Where does the string "銀子十兩" appear? Copy every line of the entries below that holds it.

Extracted records:
..........

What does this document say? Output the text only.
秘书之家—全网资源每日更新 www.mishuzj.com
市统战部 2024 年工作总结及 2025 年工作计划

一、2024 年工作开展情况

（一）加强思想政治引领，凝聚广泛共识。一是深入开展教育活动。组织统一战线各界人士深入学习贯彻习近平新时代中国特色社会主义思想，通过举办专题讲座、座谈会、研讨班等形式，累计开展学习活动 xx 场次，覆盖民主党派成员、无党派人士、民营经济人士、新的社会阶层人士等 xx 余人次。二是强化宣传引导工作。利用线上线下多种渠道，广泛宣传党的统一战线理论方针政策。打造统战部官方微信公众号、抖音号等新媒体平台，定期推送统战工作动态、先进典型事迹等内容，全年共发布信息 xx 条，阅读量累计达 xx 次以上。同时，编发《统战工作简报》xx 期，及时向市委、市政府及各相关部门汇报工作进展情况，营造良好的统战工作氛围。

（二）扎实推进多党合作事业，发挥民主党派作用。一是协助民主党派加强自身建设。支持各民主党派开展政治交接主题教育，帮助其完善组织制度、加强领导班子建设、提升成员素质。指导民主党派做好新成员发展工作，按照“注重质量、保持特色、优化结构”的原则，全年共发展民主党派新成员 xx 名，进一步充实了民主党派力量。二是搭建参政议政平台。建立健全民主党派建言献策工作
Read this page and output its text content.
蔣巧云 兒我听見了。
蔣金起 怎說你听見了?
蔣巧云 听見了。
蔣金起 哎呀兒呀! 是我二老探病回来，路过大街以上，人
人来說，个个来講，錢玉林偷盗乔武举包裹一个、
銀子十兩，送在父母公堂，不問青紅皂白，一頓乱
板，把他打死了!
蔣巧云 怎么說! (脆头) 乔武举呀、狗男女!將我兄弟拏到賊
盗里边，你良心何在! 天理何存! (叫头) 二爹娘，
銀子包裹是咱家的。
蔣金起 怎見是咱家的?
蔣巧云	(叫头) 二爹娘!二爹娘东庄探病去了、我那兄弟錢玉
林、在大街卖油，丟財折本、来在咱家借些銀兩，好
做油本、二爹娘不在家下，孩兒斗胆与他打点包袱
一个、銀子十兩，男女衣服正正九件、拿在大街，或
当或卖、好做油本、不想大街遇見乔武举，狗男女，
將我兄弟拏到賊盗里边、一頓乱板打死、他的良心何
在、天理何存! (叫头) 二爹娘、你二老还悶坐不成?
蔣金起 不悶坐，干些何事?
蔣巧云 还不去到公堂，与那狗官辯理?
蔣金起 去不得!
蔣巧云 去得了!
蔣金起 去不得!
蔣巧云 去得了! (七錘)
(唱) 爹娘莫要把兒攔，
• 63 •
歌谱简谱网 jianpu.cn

..........

Answer to the exercise
銀子十兩，送在父母公堂，不問青紅皂白，一頓乱
一个、銀子十兩，男女衣服正正九件、拿在大街，或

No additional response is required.